▸ **The problem**
Identify each line in the records below that contains the word "hacking", and copy it.

Dataset excerpt

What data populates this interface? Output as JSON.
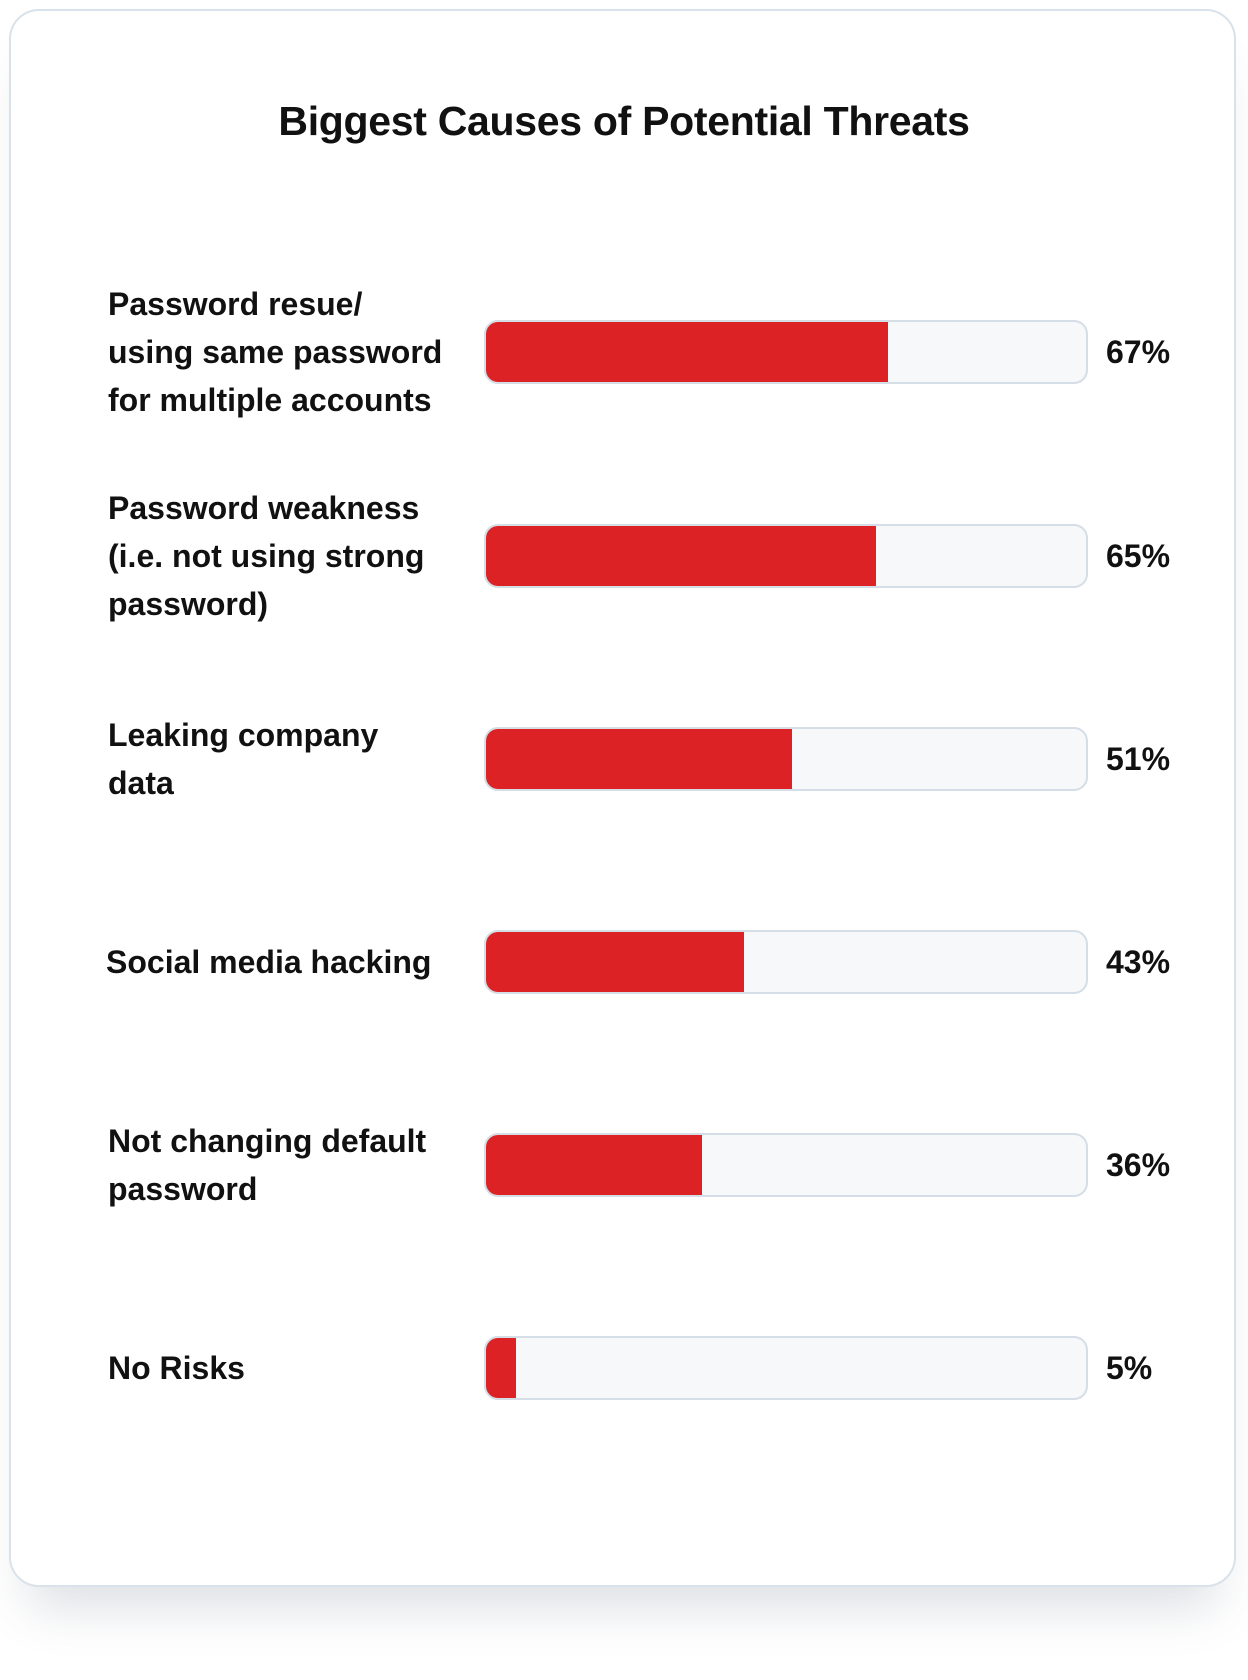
{
  "chart_data": {
    "type": "bar",
    "orientation": "horizontal",
    "title": "Biggest Causes of Potential Threats",
    "xlim": [
      0,
      100
    ],
    "unit": "%",
    "bar_color": "#dc2224",
    "track_color": "#f6f8fa",
    "categories": [
      "Password resue/ using same password for multiple accounts",
      "Password weakness (i.e. not using strong password)",
      "Leaking company data",
      "Social media hacking",
      "Not changing default password",
      "No Risks"
    ],
    "category_lines": [
      [
        "Password resue/",
        "using same password",
        "for multiple accounts"
      ],
      [
        "Password weakness",
        "(i.e. not using strong",
        "password)"
      ],
      [
        "Leaking company",
        "data"
      ],
      [
        "Social media hacking"
      ],
      [
        "Not changing default",
        "password"
      ],
      [
        "No Risks"
      ]
    ],
    "values": [
      67,
      65,
      51,
      43,
      36,
      5
    ],
    "value_labels": [
      "67%",
      "65%",
      "51%",
      "43%",
      "36%",
      "5%"
    ]
  }
}
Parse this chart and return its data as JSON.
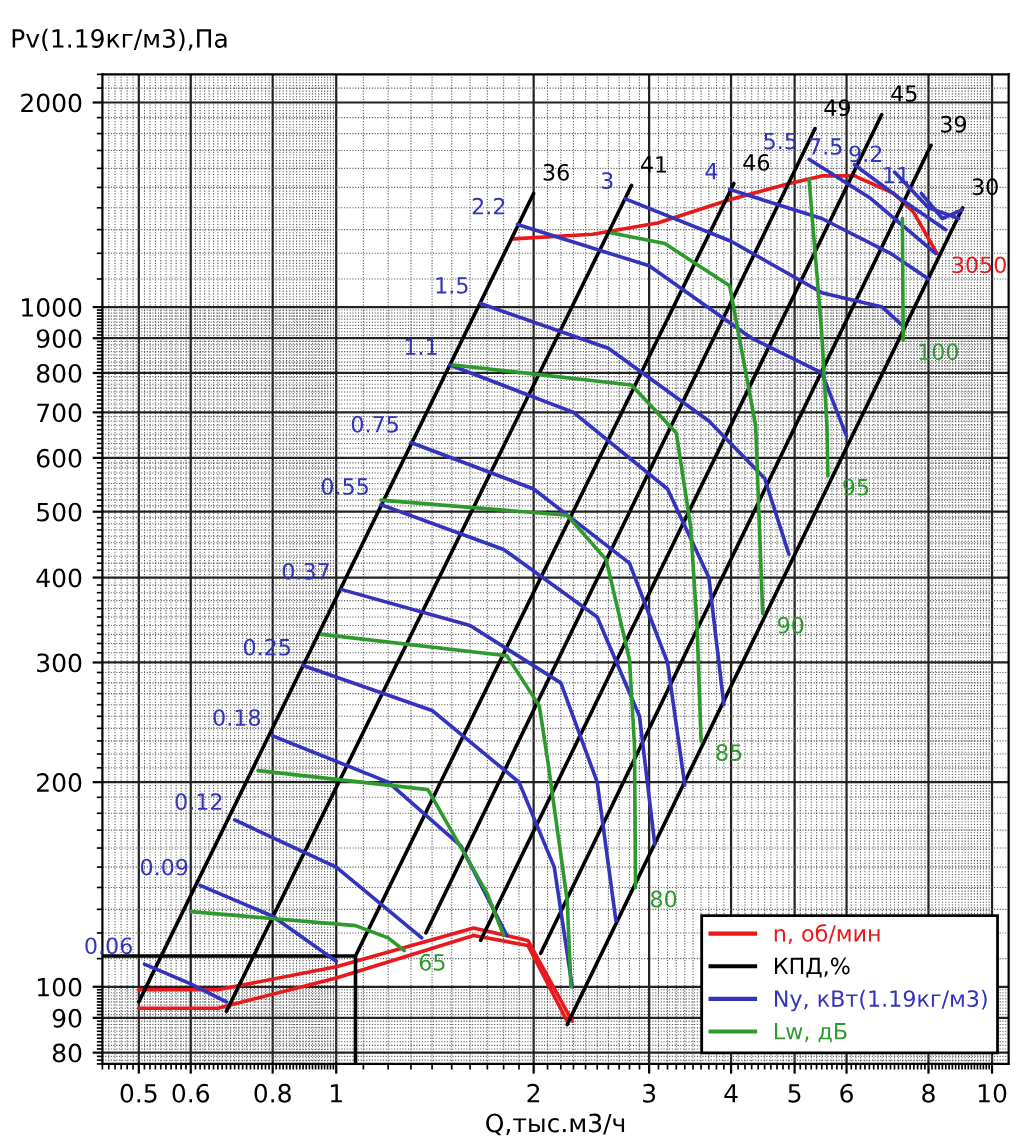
{
  "chart_data": {
    "type": "line",
    "xlabel": "Q,тыс.м3/ч",
    "ylabel": "Pv(1.19кг/м3),Па",
    "log": "xy",
    "grid": true,
    "legend": "bottom right",
    "marker": "none",
    "line_style": "solid",
    "xlim": [
      0.44,
      10.6
    ],
    "ylim": [
      77,
      2200
    ],
    "xticks": [
      0.5,
      0.6,
      0.8,
      1,
      2,
      3,
      4,
      5,
      6,
      8,
      10
    ],
    "yticks": [
      80,
      90,
      100,
      200,
      300,
      400,
      500,
      600,
      700,
      800,
      900,
      1000,
      2000
    ],
    "series": [
      {
        "name": "n, об/мин",
        "color": "#e8191c",
        "x": [
          1.86,
          2.46,
          3.09,
          3.99,
          4.91,
          5.52,
          6.17,
          7.08,
          7.59,
          8.24
        ],
        "values": [
          1260,
          1280,
          1330,
          1440,
          1520,
          1560,
          1560,
          1470,
          1380,
          1200
        ]
      },
      {
        "color": "#e8191c",
        "x": [
          0.5,
          0.66,
          1.0,
          1.62,
          1.96,
          2.25
        ],
        "values": [
          93,
          93,
          103,
          119,
          115,
          89
        ]
      },
      {
        "color": "#e8191c",
        "x": [
          0.5,
          0.66,
          1.0,
          1.62,
          1.96,
          2.29
        ],
        "values": [
          99,
          99,
          107,
          122,
          117,
          89
        ]
      },
      {
        "name": "КПД,%",
        "color": "#000000",
        "x": [
          0.5,
          2.0
        ],
        "values": [
          95,
          1470
        ]
      },
      {
        "color": "#000000",
        "x": [
          0.68,
          2.82
        ],
        "values": [
          92,
          1510
        ]
      },
      {
        "color": "#000000",
        "x": [
          1.07,
          4.04
        ],
        "values": [
          111,
          1520
        ]
      },
      {
        "color": "#000000",
        "x": [
          1.37,
          5.37
        ],
        "values": [
          120,
          1830
        ]
      },
      {
        "color": "#000000",
        "x": [
          1.66,
          6.79
        ],
        "values": [
          117,
          1920
        ]
      },
      {
        "color": "#000000",
        "x": [
          2.05,
          8.07
        ],
        "values": [
          112,
          1730
        ]
      },
      {
        "color": "#000000",
        "x": [
          2.25,
          9.02
        ],
        "values": [
          88,
          1400
        ]
      },
      {
        "color": "#000000",
        "x": [
          0.44,
          1.07,
          1.07
        ],
        "values": [
          111,
          111,
          77
        ]
      },
      {
        "name": "Ny, кВт(1.19кг/м3)",
        "color": "#3333bb",
        "x": [
          0.51,
          0.6,
          0.68
        ],
        "values": [
          108,
          101,
          95
        ]
      },
      {
        "color": "#3333bb",
        "x": [
          0.62,
          0.8,
          1.0
        ],
        "values": [
          141,
          127,
          109
        ]
      },
      {
        "color": "#3333bb",
        "x": [
          0.7,
          1.0,
          1.35
        ],
        "values": [
          176,
          150,
          118
        ]
      },
      {
        "color": "#3333bb",
        "x": [
          0.8,
          1.2,
          1.55,
          1.82
        ],
        "values": [
          234,
          200,
          161,
          119
        ]
      },
      {
        "color": "#3333bb",
        "x": [
          0.89,
          1.4,
          1.9,
          2.15,
          2.29
        ],
        "values": [
          297,
          255,
          200,
          150,
          100
        ]
      },
      {
        "color": "#3333bb",
        "x": [
          1.02,
          1.6,
          2.2,
          2.5,
          2.67
        ],
        "values": [
          384,
          340,
          280,
          200,
          125
        ]
      },
      {
        "color": "#3333bb",
        "x": [
          1.17,
          1.8,
          2.5,
          2.9,
          3.06
        ],
        "values": [
          512,
          440,
          350,
          250,
          162
        ]
      },
      {
        "color": "#3333bb",
        "x": [
          1.3,
          2.0,
          2.8,
          3.2,
          3.4
        ],
        "values": [
          632,
          540,
          420,
          300,
          198
        ]
      },
      {
        "color": "#3333bb",
        "x": [
          1.49,
          2.3,
          3.2,
          3.7,
          3.9
        ],
        "values": [
          822,
          700,
          540,
          400,
          260
        ]
      },
      {
        "color": "#3333bb",
        "x": [
          1.66,
          2.6,
          3.7,
          4.5,
          4.9
        ],
        "values": [
          1012,
          870,
          680,
          560,
          433
        ]
      },
      {
        "color": "#3333bb",
        "x": [
          1.89,
          3.0,
          4.3,
          5.5,
          6.0
        ],
        "values": [
          1323,
          1150,
          900,
          800,
          646
        ]
      },
      {
        "color": "#3333bb",
        "x": [
          2.76,
          4.0,
          5.5,
          6.8,
          7.3
        ],
        "values": [
          1443,
          1250,
          1050,
          1000,
          940
        ]
      },
      {
        "color": "#3333bb",
        "x": [
          3.98,
          5.5,
          7.0,
          8.0
        ],
        "values": [
          1490,
          1350,
          1200,
          1100
        ]
      },
      {
        "color": "#3333bb",
        "x": [
          5.26,
          6.5,
          8.2
        ],
        "values": [
          1650,
          1450,
          1200
        ]
      },
      {
        "color": "#3333bb",
        "x": [
          6.17,
          7.2,
          8.5
        ],
        "values": [
          1620,
          1450,
          1300
        ]
      },
      {
        "color": "#3333bb",
        "x": [
          7.1,
          8.0,
          8.9
        ],
        "values": [
          1580,
          1400,
          1350
        ]
      },
      {
        "color": "#3333bb",
        "x": [
          7.8,
          8.4,
          9.0
        ],
        "values": [
          1470,
          1350,
          1390
        ]
      },
      {
        "name": "Lw, дБ",
        "color": "#2e9a2e",
        "x": [
          0.6,
          1.07,
          1.2,
          1.27
        ],
        "values": [
          129,
          123,
          118,
          113
        ]
      },
      {
        "color": "#2e9a2e",
        "x": [
          0.76,
          1.38,
          1.7,
          1.8
        ],
        "values": [
          208,
          195,
          137,
          119
        ]
      },
      {
        "color": "#2e9a2e",
        "x": [
          0.95,
          1.82,
          2.04,
          2.1,
          2.25,
          2.28
        ],
        "values": [
          330,
          307,
          259,
          216,
          134,
          100
        ]
      },
      {
        "color": "#2e9a2e",
        "x": [
          1.17,
          2.25,
          2.58,
          2.8,
          2.85,
          2.86
        ],
        "values": [
          520,
          494,
          425,
          303,
          226,
          140
        ]
      },
      {
        "color": "#2e9a2e",
        "x": [
          1.51,
          2.82,
          3.3,
          3.47,
          3.55,
          3.6
        ],
        "values": [
          822,
          768,
          653,
          476,
          339,
          230
        ]
      },
      {
        "color": "#2e9a2e",
        "x": [
          2.63,
          3.17,
          3.98,
          4.36,
          4.47
        ],
        "values": [
          1285,
          1240,
          1075,
          670,
          354
        ]
      },
      {
        "color": "#2e9a2e",
        "x": [
          5.26,
          5.5,
          5.6,
          5.62
        ],
        "values": [
          1540,
          915,
          670,
          565
        ]
      },
      {
        "color": "#2e9a2e",
        "x": [
          7.3,
          7.32
        ],
        "values": [
          1350,
          894
        ]
      }
    ],
    "annotations": [
      {
        "text": "3050",
        "x": 8.24,
        "y": 1200
      },
      {
        "text": "36",
        "x": 2.0,
        "y": 1470
      },
      {
        "text": "41",
        "x": 2.82,
        "y": 1510
      },
      {
        "text": "46",
        "x": 4.04,
        "y": 1520
      },
      {
        "text": "49",
        "x": 5.37,
        "y": 1830
      },
      {
        "text": "45",
        "x": 6.79,
        "y": 1920
      },
      {
        "text": "39",
        "x": 8.07,
        "y": 1730
      },
      {
        "text": "30",
        "x": 9.02,
        "y": 1400
      },
      {
        "text": "0.06",
        "x": 0.51,
        "y": 108
      },
      {
        "text": "0.09",
        "x": 0.62,
        "y": 141
      },
      {
        "text": "0.12",
        "x": 0.7,
        "y": 176
      },
      {
        "text": "0.18",
        "x": 0.8,
        "y": 234
      },
      {
        "text": "0.25",
        "x": 0.89,
        "y": 297
      },
      {
        "text": "0.37",
        "x": 1.02,
        "y": 384
      },
      {
        "text": "0.55",
        "x": 1.17,
        "y": 512
      },
      {
        "text": "0.75",
        "x": 1.3,
        "y": 632
      },
      {
        "text": "1.1",
        "x": 1.49,
        "y": 822
      },
      {
        "text": "1.5",
        "x": 1.66,
        "y": 1012
      },
      {
        "text": "2.2",
        "x": 1.89,
        "y": 1323
      },
      {
        "text": "3",
        "x": 2.76,
        "y": 1443
      },
      {
        "text": "4",
        "x": 3.98,
        "y": 1490
      },
      {
        "text": "5.5",
        "x": 5.26,
        "y": 1650
      },
      {
        "text": "7.5",
        "x": 6.17,
        "y": 1620
      },
      {
        "text": "9.2",
        "x": 7.1,
        "y": 1580
      },
      {
        "text": "11",
        "x": 7.8,
        "y": 1470
      },
      {
        "text": "65",
        "x": 1.27,
        "y": 113
      },
      {
        "text": "80",
        "x": 2.86,
        "y": 140
      },
      {
        "text": "85",
        "x": 3.6,
        "y": 230
      },
      {
        "text": "90",
        "x": 4.47,
        "y": 354
      },
      {
        "text": "95",
        "x": 5.62,
        "y": 565
      },
      {
        "text": "100",
        "x": 7.32,
        "y": 894
      }
    ]
  }
}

▸ **Answer to this task**
      "Social media hacking",
        "Social media hacking"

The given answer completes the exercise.